Exact reproduction of the data is required, with images excluded.

╭──

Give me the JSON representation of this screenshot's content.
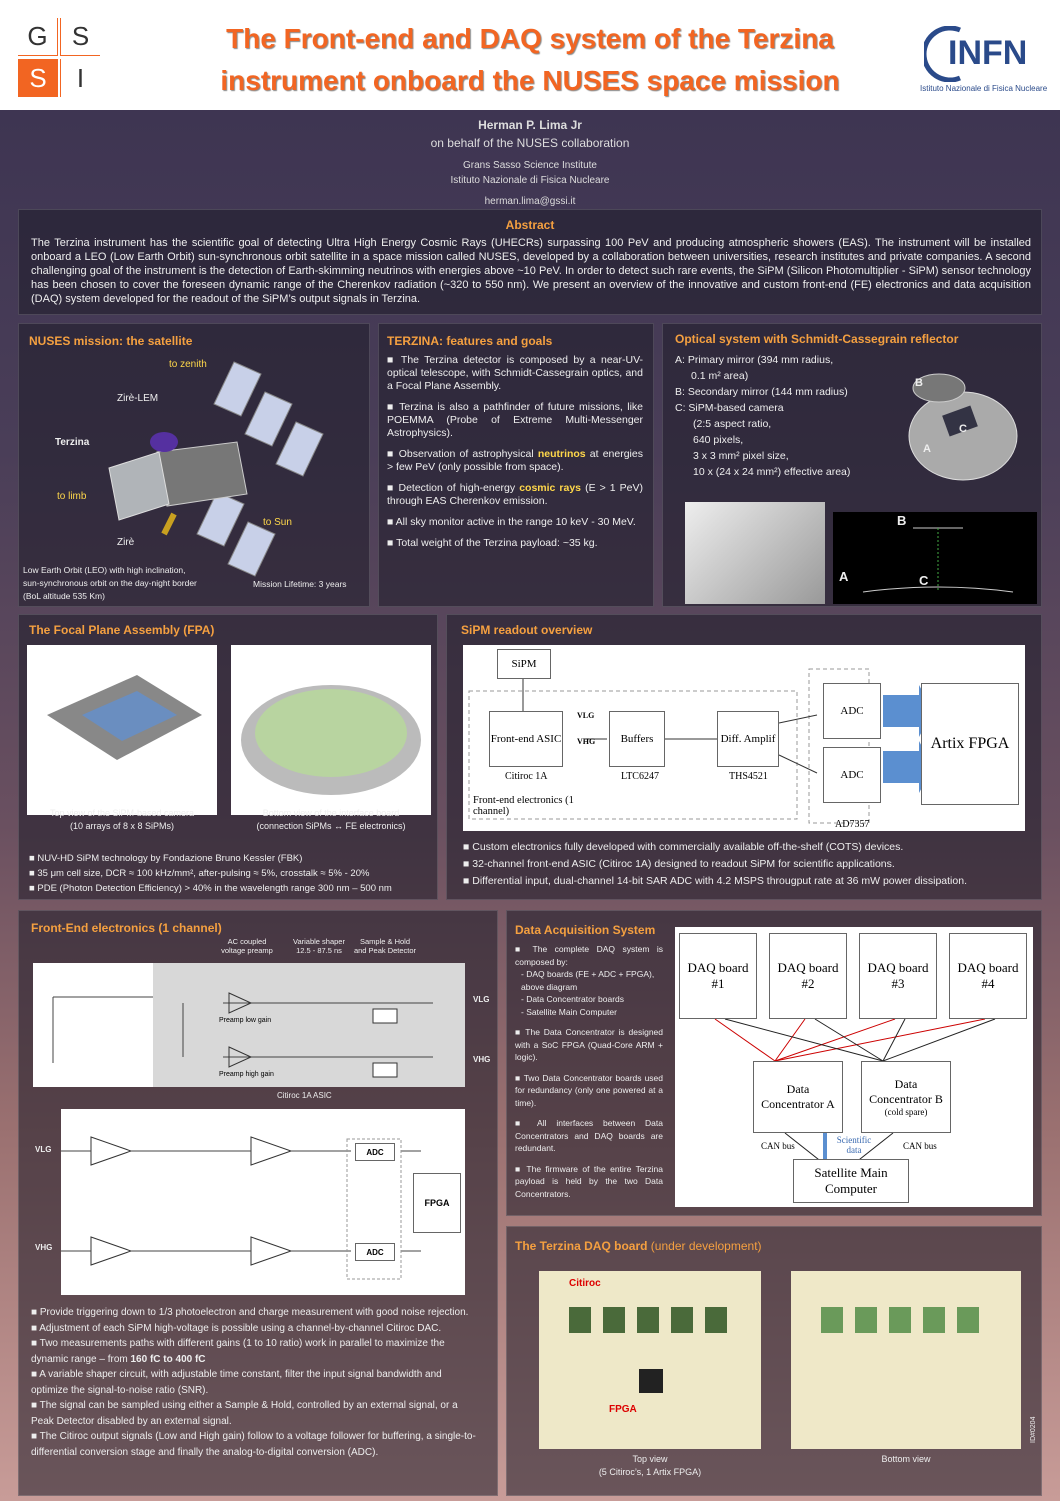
{
  "header": {
    "logo_left": [
      "G",
      "S",
      "S",
      "I"
    ],
    "title_line1": "The Front-end and DAQ system of the Terzina",
    "title_line2": "instrument onboard the NUSES space mission",
    "logo_right": "INFN",
    "logo_right_sub": "Istituto Nazionale di Fisica Nucleare"
  },
  "authors": {
    "name": "Herman P. Lima Jr",
    "collab": "on behalf of the NUSES collaboration",
    "inst1": "Grans Sasso Science Institute",
    "inst2": "Istituto Nazionale di Fisica Nucleare",
    "email": "herman.lima@gssi.it"
  },
  "abstract": {
    "title": "Abstract",
    "text": "The Terzina instrument has the scientific goal of detecting Ultra High Energy Cosmic Rays (UHECRs) surpassing 100 PeV and producing atmospheric showers (EAS). The instrument will be installed onboard a LEO (Low Earth Orbit) sun-synchronous orbit satellite in a space mission called NUSES, developed by a collaboration between universities, research institutes and private companies. A second challenging goal of the instrument is the detection of Earth-skimming neutrinos with energies above ~10 PeV. In order to detect such rare events, the SiPM (Silicon Photomultiplier - SiPM) sensor technology has been chosen to cover the foreseen dynamic range of the Cherenkov radiation (~320 to 550 nm). We present an overview of the innovative and custom front-end (FE) electronics and data acquisition (DAQ) system developed for the readout of the SiPM’s output signals in Terzina."
  },
  "nuses": {
    "title": "NUSES mission: the satellite",
    "to_zenith": "to zenith",
    "zire_lem": "Zirè-LEM",
    "terzina": "Terzina",
    "to_limb": "to limb",
    "to_sun": "to Sun",
    "zire": "Zirè",
    "orbit": "Low Earth Orbit (LEO) with high inclination, sun-synchronous orbit on the day-night border (BoL altitude 535 Km)",
    "lifetime": "Mission Lifetime: 3 years"
  },
  "terzina": {
    "title": "TERZINA: features and goals",
    "b1": "■ The Terzina detector is composed by a near-UV-optical telescope, with Schmidt-Cassegrain optics, and a Focal Plane Assembly.",
    "b2": "■ Terzina is also a pathfinder of future missions, like POEMMA (Probe of Extreme Multi-Messenger Astrophysics).",
    "b3a": "■ Observation of astrophysical ",
    "b3y": "neutrinos",
    "b3b": " at energies > few PeV (only possible from space).",
    "b4a": "■ Detection of high-energy ",
    "b4y": "cosmic rays",
    "b4b": " (E > 1 PeV) through EAS Cherenkov emission.",
    "b5": "■ All sky monitor active in the range 10 keV - 30 MeV.",
    "b6": "■ Total weight of the Terzina payload: ~35 kg."
  },
  "optical": {
    "title": "Optical system with Schmidt-Cassegrain reflector",
    "l1": "A: Primary mirror (394 mm radius,",
    "l2": "0.1 m² area)",
    "l3": "B: Secondary mirror (144 mm radius)",
    "l4": "C: SiPM-based camera",
    "l5": "(2:5 aspect ratio,",
    "l6": "640 pixels,",
    "l7": "3 x 3 mm² pixel size,",
    "l8": "10 x (24 x 24 mm²) effective area)",
    "A": "A",
    "B": "B",
    "C": "C"
  },
  "fpa": {
    "title": "The Focal Plane Assembly (FPA)",
    "cap1a": "Top view of the SiPM-based camera",
    "cap1b": "(10 arrays of 8 x 8 SiPMs)",
    "cap2a": "Bottom view of the interface board",
    "cap2b": "(connection SiPMs ↔ FE electronics)",
    "b1": "■ NUV-HD SiPM technology by Fondazione Bruno Kessler (FBK)",
    "b2": "■ 35 μm cell size, DCR ≈ 100 kHz/mm², after-pulsing ≈ 5%, crosstalk ≈ 5% - 20%",
    "b3": "■ PDE (Photon Detection Efficiency) > 40% in the wavelength range 300 nm – 500 nm"
  },
  "sipm": {
    "title": "SiPM readout overview",
    "sipm": "SiPM",
    "fe": "Front-end ASIC",
    "buffers": "Buffers",
    "diff": "Diff. Amplif",
    "adc": "ADC",
    "fpga": "Artix FPGA",
    "vlg": "VLG",
    "vhg": "VHG",
    "citiroc": "Citiroc 1A",
    "ltc": "LTC6247",
    "ths": "THS4521",
    "ad": "AD7357",
    "fe_label": "Front-end electronics (1 channel)",
    "b1": "■ Custom electronics fully developed with commercially available off-the-shelf (COTS) devices.",
    "b2": "■ 32-channel front-end ASIC (Citiroc 1A) designed to readout SiPM for scientific applications.",
    "b3": "■ Differential input, dual-channel 14-bit SAR ADC with 4.2 MSPS througput rate at 36 mW power dissipation."
  },
  "fee": {
    "title": "Front-End electronics (1 channel)",
    "h1": "AC coupled voltage preamp",
    "h2": "Variable shaper 12.5 - 87.5 ns",
    "h3": "Sample & Hold and Peak Detector",
    "asic": "Citiroc 1A ASIC",
    "lowgain": "Preamp low gain",
    "highgain": "Preamp high gain",
    "vlg": "VLG",
    "vhg": "VHG",
    "adc": "ADC",
    "fpga": "FPGA",
    "b1": "■ Provide triggering down to 1/3 photoelectron and charge measurement with good noise rejection.",
    "b2": "■ Adjustment of each SiPM high-voltage is possible using a channel-by-channel Citiroc DAC.",
    "b3a": "■ Two measurements paths with different gains (1 to 10 ratio) work in parallel to maximize the dynamic range – from ",
    "b3b": "160 fC to 400 fC",
    ".": ".",
    "b4": "■ A variable shaper circuit, with adjustable time constant, filter the input signal bandwidth and optimize the signal-to-noise ratio (SNR).",
    "b5": "■ The signal can be sampled using either a Sample & Hold, controlled by an external signal, or a Peak Detector disabled by an external signal.",
    "b6": "■ The Citiroc output signals (Low and High gain) follow to a voltage follower for buffering, a single-to-differential conversion stage and finally the analog-to-digital conversion (ADC)."
  },
  "daq": {
    "title": "Data Acquisition System",
    "b1": "■ The complete DAQ system is composed by:",
    "s1": "- DAQ boards (FE + ADC + FPGA), above diagram",
    "s2": "- Data Concentrator boards",
    "s3": "- Satellite Main Computer",
    "b2": "■ The Data Concentrator is designed with a SoC FPGA (Quad-Core ARM + logic).",
    "b3": "■ Two Data Concentrator boards used for redundancy (only one powered at a time).",
    "b4": "■ All interfaces between Data Concentrators and DAQ boards are redundant.",
    "b5": "■ The firmware of the entire Terzina payload is held by the two Data Concentrators.",
    "boards": [
      "DAQ board #1",
      "DAQ board #2",
      "DAQ board #3",
      "DAQ board #4"
    ],
    "dca": "Data Concentrator A",
    "dcb": "Data Concentrator B",
    "cold": "(cold spare)",
    "can": "CAN bus",
    "sci": "Scientific data",
    "smc": "Satellite Main Computer"
  },
  "board": {
    "title": "The Terzina DAQ board",
    "title2": " (under development)",
    "citiroc": "Citiroc",
    "fpga": "FPGA",
    "cap1a": "Top view",
    "cap1b": "(5 Citiroc’s, 1 Artix FPGA)",
    "cap2": "Bottom view",
    "id": "ID#0204"
  }
}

╰──

*TASK SOLUTION:*
Give me the JSON representation of this screenshot's content.
{
  "header": {
    "logo_left": [
      "G",
      "S",
      "S",
      "I"
    ],
    "title_line1": "The Front-end and DAQ system of the Terzina",
    "title_line2": "instrument onboard the NUSES space mission",
    "logo_right": "INFN",
    "logo_right_sub": "Istituto Nazionale di Fisica Nucleare"
  },
  "authors": {
    "name": "Herman P. Lima Jr",
    "collab": "on behalf of the NUSES collaboration",
    "inst1": "Grans Sasso Science Institute",
    "inst2": "Istituto Nazionale di Fisica Nucleare",
    "email": "herman.lima@gssi.it"
  },
  "abstract": {
    "title": "Abstract",
    "text": "The Terzina instrument has the scientific goal of detecting Ultra High Energy Cosmic Rays (UHECRs) surpassing 100 PeV and producing atmospheric showers (EAS). The instrument will be installed onboard a LEO (Low Earth Orbit) sun-synchronous orbit satellite in a space mission called NUSES, developed by a collaboration between universities, research institutes and private companies. A second challenging goal of the instrument is the detection of Earth-skimming neutrinos with energies above ~10 PeV. In order to detect such rare events, the SiPM (Silicon Photomultiplier - SiPM) sensor technology has been chosen to cover the foreseen dynamic range of the Cherenkov radiation (~320 to 550 nm). We present an overview of the innovative and custom front-end (FE) electronics and data acquisition (DAQ) system developed for the readout of the SiPM’s output signals in Terzina."
  },
  "nuses": {
    "title": "NUSES mission: the satellite",
    "to_zenith": "to zenith",
    "zire_lem": "Zirè-LEM",
    "terzina": "Terzina",
    "to_limb": "to limb",
    "to_sun": "to Sun",
    "zire": "Zirè",
    "orbit": "Low Earth Orbit (LEO) with high inclination, sun-synchronous orbit on the day-night border (BoL altitude 535 Km)",
    "lifetime": "Mission Lifetime: 3 years"
  },
  "terzina": {
    "title": "TERZINA: features and goals",
    "b1": "■ The Terzina detector is composed by a near-UV-optical telescope, with Schmidt-Cassegrain optics, and a Focal Plane Assembly.",
    "b2": "■ Terzina is also a pathfinder of future missions, like POEMMA (Probe of Extreme Multi-Messenger Astrophysics).",
    "b3a": "■ Observation of astrophysical ",
    "b3y": "neutrinos",
    "b3b": " at energies > few PeV (only possible from space).",
    "b4a": "■ Detection of high-energy ",
    "b4y": "cosmic rays",
    "b4b": " (E > 1 PeV) through EAS Cherenkov emission.",
    "b5": "■ All sky monitor active in the range 10 keV - 30 MeV.",
    "b6": "■ Total weight of the Terzina payload: ~35 kg."
  },
  "optical": {
    "title": "Optical system with Schmidt-Cassegrain reflector",
    "l1": "A: Primary mirror (394 mm radius,",
    "l2": "0.1 m² area)",
    "l3": "B: Secondary mirror (144 mm radius)",
    "l4": "C: SiPM-based camera",
    "l5": "(2:5 aspect ratio,",
    "l6": "640 pixels,",
    "l7": "3 x 3 mm² pixel size,",
    "l8": "10 x (24 x 24 mm²) effective area)",
    "A": "A",
    "B": "B",
    "C": "C"
  },
  "fpa": {
    "title": "The Focal Plane Assembly (FPA)",
    "cap1a": "Top view of the SiPM-based camera",
    "cap1b": "(10 arrays of 8 x 8 SiPMs)",
    "cap2a": "Bottom view of the interface board",
    "cap2b": "(connection SiPMs ↔ FE electronics)",
    "b1": "■ NUV-HD SiPM technology by Fondazione Bruno Kessler (FBK)",
    "b2": "■ 35 μm cell size, DCR ≈ 100 kHz/mm², after-pulsing ≈ 5%, crosstalk ≈ 5% - 20%",
    "b3": "■ PDE (Photon Detection Efficiency) > 40% in the wavelength range 300 nm – 500 nm"
  },
  "sipm": {
    "title": "SiPM readout overview",
    "sipm": "SiPM",
    "fe": "Front-end ASIC",
    "buffers": "Buffers",
    "diff": "Diff. Amplif",
    "adc": "ADC",
    "fpga": "Artix FPGA",
    "vlg": "VLG",
    "vhg": "VHG",
    "citiroc": "Citiroc 1A",
    "ltc": "LTC6247",
    "ths": "THS4521",
    "ad": "AD7357",
    "fe_label": "Front-end electronics (1 channel)",
    "b1": "■ Custom electronics fully developed with commercially available off-the-shelf (COTS) devices.",
    "b2": "■ 32-channel front-end ASIC (Citiroc 1A) designed to readout SiPM for scientific applications.",
    "b3": "■ Differential input, dual-channel 14-bit SAR ADC with 4.2 MSPS througput rate at 36 mW power dissipation."
  },
  "fee": {
    "title": "Front-End electronics (1 channel)",
    "h1": "AC coupled voltage preamp",
    "h2": "Variable shaper 12.5 - 87.5 ns",
    "h3": "Sample & Hold and Peak Detector",
    "asic": "Citiroc 1A ASIC",
    "lowgain": "Preamp low gain",
    "highgain": "Preamp high gain",
    "vlg": "VLG",
    "vhg": "VHG",
    "adc": "ADC",
    "fpga": "FPGA",
    "b1": "■ Provide triggering down to 1/3 photoelectron and charge measurement with good noise rejection.",
    "b2": "■ Adjustment of each SiPM high-voltage is possible using a channel-by-channel Citiroc DAC.",
    "b3a": "■ Two measurements paths with different gains (1 to 10 ratio) work in parallel to maximize the dynamic range – from ",
    "b3b": "160 fC to 400 fC",
    ".": ".",
    "b4": "■ A variable shaper circuit, with adjustable time constant, filter the input signal bandwidth and optimize the signal-to-noise ratio (SNR).",
    "b5": "■ The signal can be sampled using either a Sample & Hold, controlled by an external signal, or a Peak Detector disabled by an external signal.",
    "b6": "■ The Citiroc output signals (Low and High gain) follow to a voltage follower for buffering, a single-to-differential conversion stage and finally the analog-to-digital conversion (ADC)."
  },
  "daq": {
    "title": "Data Acquisition System",
    "b1": "■ The complete DAQ system is composed by:",
    "s1": "- DAQ boards (FE + ADC + FPGA), above diagram",
    "s2": "- Data Concentrator boards",
    "s3": "- Satellite Main Computer",
    "b2": "■ The Data Concentrator is designed with a SoC FPGA (Quad-Core ARM + logic).",
    "b3": "■ Two Data Concentrator boards used for redundancy (only one powered at a time).",
    "b4": "■ All interfaces between Data Concentrators and DAQ boards are redundant.",
    "b5": "■ The firmware of the entire Terzina payload is held by the two Data Concentrators.",
    "boards": [
      "DAQ board #1",
      "DAQ board #2",
      "DAQ board #3",
      "DAQ board #4"
    ],
    "dca": "Data Concentrator A",
    "dcb": "Data Concentrator B",
    "cold": "(cold spare)",
    "can": "CAN bus",
    "sci": "Scientific data",
    "smc": "Satellite Main Computer"
  },
  "board": {
    "title": "The Terzina DAQ board",
    "title2": " (under development)",
    "citiroc": "Citiroc",
    "fpga": "FPGA",
    "cap1a": "Top view",
    "cap1b": "(5 Citiroc’s, 1 Artix FPGA)",
    "cap2": "Bottom view",
    "id": "ID#0204"
  }
}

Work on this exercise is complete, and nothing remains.